(Items from a dataset)
[Start]

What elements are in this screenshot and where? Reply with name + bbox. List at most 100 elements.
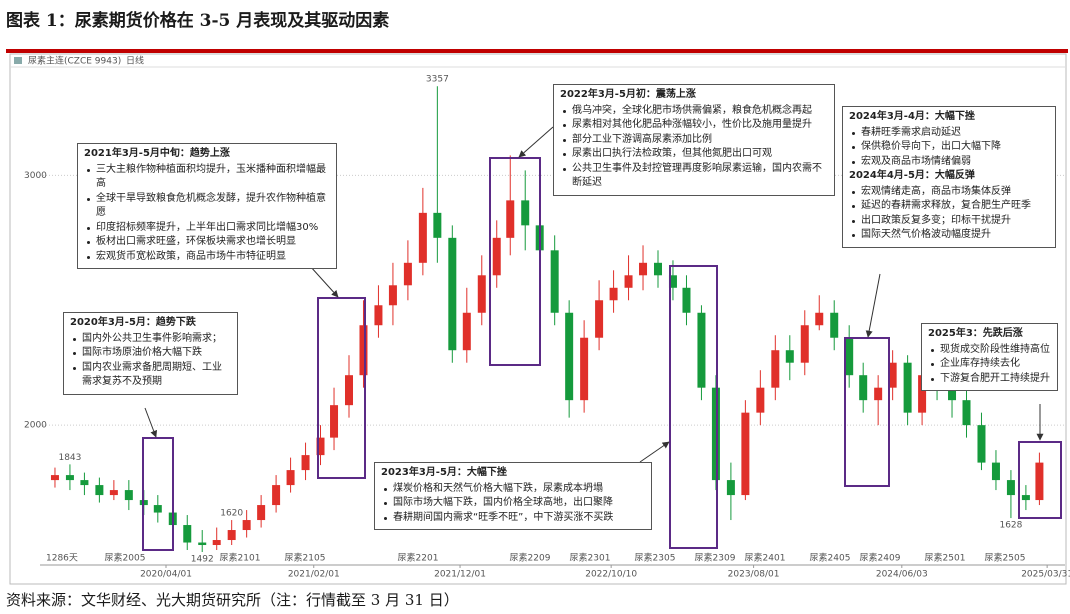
candle-body — [286, 470, 295, 486]
annotation-item: 国内农业需求备肥周期短、工业需求复苏不及预期 — [70, 361, 231, 390]
candle-body — [403, 262, 412, 286]
candle-body — [330, 405, 339, 438]
annotation-item: 三大主粮作物种植面积均提升，玉米播种面积增幅最高 — [84, 163, 330, 192]
candle-body — [903, 362, 912, 413]
annotation-item: 国际市场原油价格大幅下跌 — [70, 346, 231, 361]
annotation-box: 2024年3月-4月：大幅下挫春耕旺季需求启动延迟 保供稳价导向下，出口大幅下降宏… — [842, 106, 1056, 248]
annotation-item: 宏观及商品市场情绪偏弱 — [849, 155, 1049, 170]
candle-body — [580, 337, 589, 401]
candle-body — [1006, 480, 1015, 496]
annotation-item: 尿素相对其他化肥品种涨幅较小，性价比及施用量提升 — [560, 118, 828, 133]
x-tick-label: 2023/08/01 — [728, 570, 780, 580]
arrow — [865, 273, 881, 338]
annotation-box: 2022年3月-5月初：震荡上涨俄乌冲突，全球化肥市场供需偏紧，粮食危机概念再起… — [553, 84, 835, 196]
candle-body — [741, 412, 750, 496]
chart-period: 日线 — [126, 55, 144, 67]
annotation-item: 企业库存持续去化 — [928, 357, 1051, 372]
source-note: 资料来源：文华财经、光大期货研究所（注：行情截至 3 月 31 日） — [6, 591, 459, 609]
candle-body — [771, 350, 780, 388]
price-label: 3357 — [426, 75, 449, 85]
candle-body — [448, 237, 457, 351]
candle-body — [492, 237, 501, 276]
x-tick-label: 2020/04/01 — [140, 570, 192, 580]
candle-body — [50, 475, 59, 481]
highlight-box — [1018, 441, 1062, 519]
annotation-item: 俄乌冲突，全球化肥市场供需偏紧，粮食危机概念再起 — [560, 104, 828, 119]
annotation-item: 下游复合肥开工持续提升 — [928, 372, 1051, 387]
candle-body — [815, 312, 824, 326]
candle-body — [1035, 462, 1044, 501]
candle-body — [462, 312, 471, 351]
candle-body — [344, 375, 353, 406]
contract-label: 尿素2301 — [570, 552, 611, 564]
annotation-item: 保供稳价导向下，出口大幅下降 — [849, 140, 1049, 155]
annotation-box: 2020年3月-5月：趋势下跌 国内外公共卫生事件影响需求； 国际市场原油价格大幅下… — [63, 312, 238, 395]
x-tick-label: 2022/10/10 — [585, 570, 637, 580]
annotation-item: 国际市场大幅下跌，国内价格全球高地，出口聚降 — [381, 496, 645, 511]
x-tick-label: 2021/12/01 — [434, 570, 486, 580]
candle-body — [888, 362, 897, 388]
contract-label: 尿素2305 — [635, 552, 676, 564]
candle-body — [845, 337, 854, 376]
candle-body — [711, 387, 720, 481]
arrow — [309, 265, 339, 298]
candle-body — [653, 262, 662, 276]
annotation-box: 2023年3月-5月：大幅下挫 煤炭价格和天然气价格大幅下跌，尿素成本坍塌 国际市场… — [374, 462, 652, 530]
contract-label: 尿素2409 — [860, 552, 901, 564]
x-tick-label: 2021/02/01 — [288, 570, 340, 580]
contract-label: 尿素2505 — [985, 552, 1026, 564]
candle-body — [962, 400, 971, 426]
annotation-title: 2022年3月-5月初：震荡上涨 — [560, 89, 696, 100]
x-tick-label: 2024/06/03 — [876, 570, 928, 580]
candle-body — [477, 275, 486, 313]
candle-body — [109, 490, 118, 496]
annotation-item: 春耕期间国内需求“旺季不旺”，中下游买涨不买跌 — [381, 511, 645, 526]
price-label: 1843 — [58, 453, 81, 463]
candle-body — [948, 387, 957, 401]
header-icon — [14, 57, 22, 64]
candle-body — [726, 480, 735, 496]
candle-body — [374, 305, 383, 326]
annotation-title: 2025年3：先跌后涨 — [928, 328, 1023, 339]
annotation-item: 煤炭价格和天然气价格大幅下跌，尿素成本坍塌 — [381, 482, 645, 497]
candle-body — [433, 212, 442, 238]
annotation-item: 现货成交阶段性维持高位 — [928, 343, 1051, 358]
annotation-item: 印度招标频率提升，上半年出口需求同比增幅30% — [84, 221, 330, 236]
arrow — [639, 441, 670, 463]
contract-label: 尿素2501 — [925, 552, 966, 564]
annotation-item: 国际天然气价格波动幅度提升 — [849, 228, 1049, 243]
candle-body — [918, 375, 927, 413]
contract-label: 尿素2105 — [285, 552, 326, 564]
contract-label: 尿素2401 — [745, 552, 786, 564]
candle-body — [830, 312, 839, 338]
highlight-box — [489, 157, 541, 366]
contract-label: 尿素2005 — [105, 552, 146, 564]
candle-body — [257, 505, 266, 521]
candle-body — [859, 375, 868, 401]
candle-body — [227, 530, 236, 541]
candle-body — [65, 475, 74, 481]
candle-body — [272, 485, 281, 506]
annotation-item: 出口政策反复多变；印标干扰提升 — [849, 214, 1049, 229]
annotation-title: 2024年3月-4月：大幅下挫 — [849, 111, 975, 122]
candle-body — [359, 325, 368, 376]
y-tick-label: 2000 — [24, 421, 47, 431]
price-label: 1492 — [191, 555, 214, 565]
highlight-box — [669, 265, 718, 549]
candle-body — [212, 540, 221, 546]
contract-label: 尿素2209 — [510, 552, 551, 564]
candle-body — [682, 287, 691, 313]
price-label: 1620 — [220, 509, 243, 519]
annotation-title: 2020年3月-5月：趋势下跌 — [70, 317, 196, 328]
candle-body — [316, 437, 325, 456]
candle-body — [183, 525, 192, 543]
annotation-item: 板材出口需求旺盛，环保板块需求也增长明显 — [84, 235, 330, 250]
candle-body — [95, 485, 104, 496]
annotation-item: 全球干旱导致粮食危机概念发酵，提升农作物种植意愿 — [84, 192, 330, 221]
corner-label: 1286天 — [46, 554, 78, 564]
annotation-item: 宏观货币宽松政策，商品市场牛市特征明显 — [84, 250, 330, 265]
candle-body — [609, 287, 618, 301]
annotation-item: 春耕旺季需求启动延迟 — [849, 126, 1049, 141]
candle-body — [1021, 495, 1030, 501]
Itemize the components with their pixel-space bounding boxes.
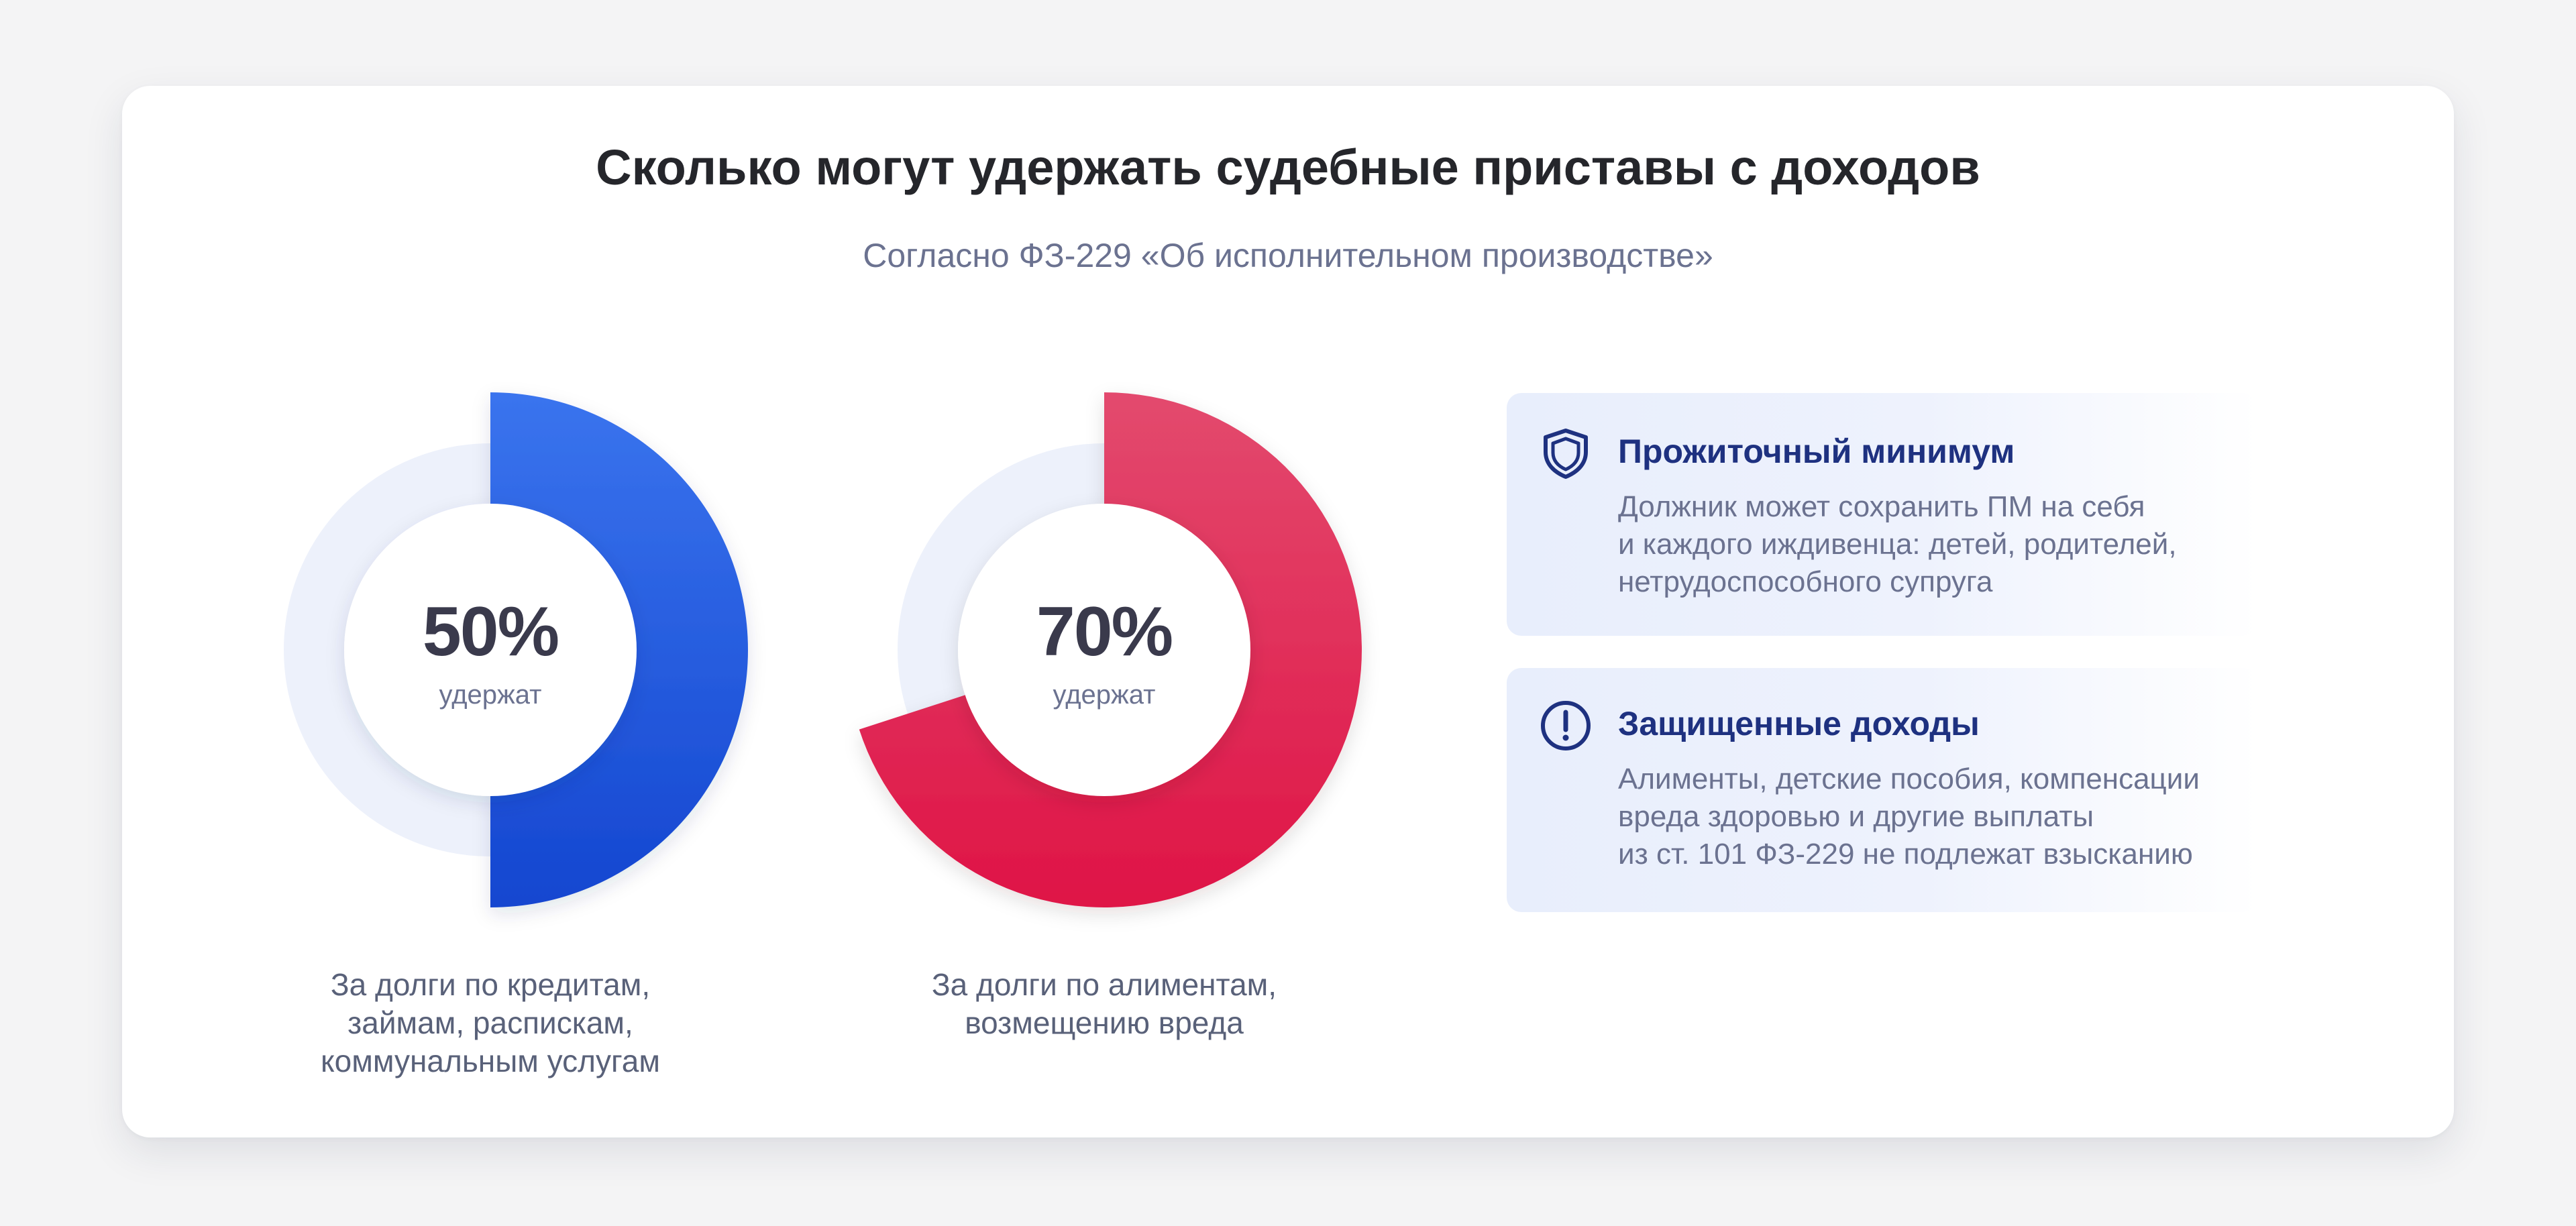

[End]

What you are asked to do => Could you transcribe the records above, starting at the line that contains "candle-body — [286, 470, 295, 486]" and ending at the line that contains "annotation-item: 俄乌冲突，全球化肥市场供需偏紧，粮食危机概念再起 —", with both of those lines included?

Correct answer =>
candle-body — [286, 470, 295, 486]
annotation-item: 国内农业需求备肥周期短、工业需求复苏不及预期 — [70, 361, 231, 390]
candle-body — [403, 262, 412, 286]
candle-body — [330, 405, 339, 438]
annotation-item: 三大主粮作物种植面积均提升，玉米播种面积增幅最高 — [84, 163, 330, 192]
candle-body — [903, 362, 912, 413]
annotation-item: 国际市场原油价格大幅下跌 — [70, 346, 231, 361]
annotation-box: 2024年3月-4月：大幅下挫春耕旺季需求启动延迟 保供稳价导向下，出口大幅下降宏… — [842, 106, 1056, 248]
annotation-item: 宏观及商品市场情绪偏弱 — [849, 155, 1049, 170]
candle-body — [580, 337, 589, 401]
candle-body — [1006, 480, 1015, 496]
annotation-item: 尿素相对其他化肥品种涨幅较小，性价比及施用量提升 — [560, 118, 828, 133]
x-tick-label: 2023/08/01 — [728, 570, 780, 580]
arrow — [865, 273, 881, 338]
annotation-box: 2022年3月-5月初：震荡上涨俄乌冲突，全球化肥市场供需偏紧，粮食危机概念再起… — [553, 84, 835, 196]
candle-body — [741, 412, 750, 496]
chart-period: 日线 — [126, 55, 144, 67]
annotation-item: 企业库存持续去化 — [928, 357, 1051, 372]
source-note: 资料来源：文华财经、光大期货研究所（注：行情截至 3 月 31 日） — [6, 591, 459, 609]
candle-body — [771, 350, 780, 388]
price-label: 3357 — [426, 75, 449, 85]
candle-body — [448, 237, 457, 351]
candle-body — [492, 237, 501, 276]
x-tick-label: 2020/04/01 — [140, 570, 192, 580]
candle-body — [50, 475, 59, 481]
highlight-box — [1018, 441, 1062, 519]
annotation-item: 俄乌冲突，全球化肥市场供需偏紧，粮食危机概念再起 — [560, 104, 828, 119]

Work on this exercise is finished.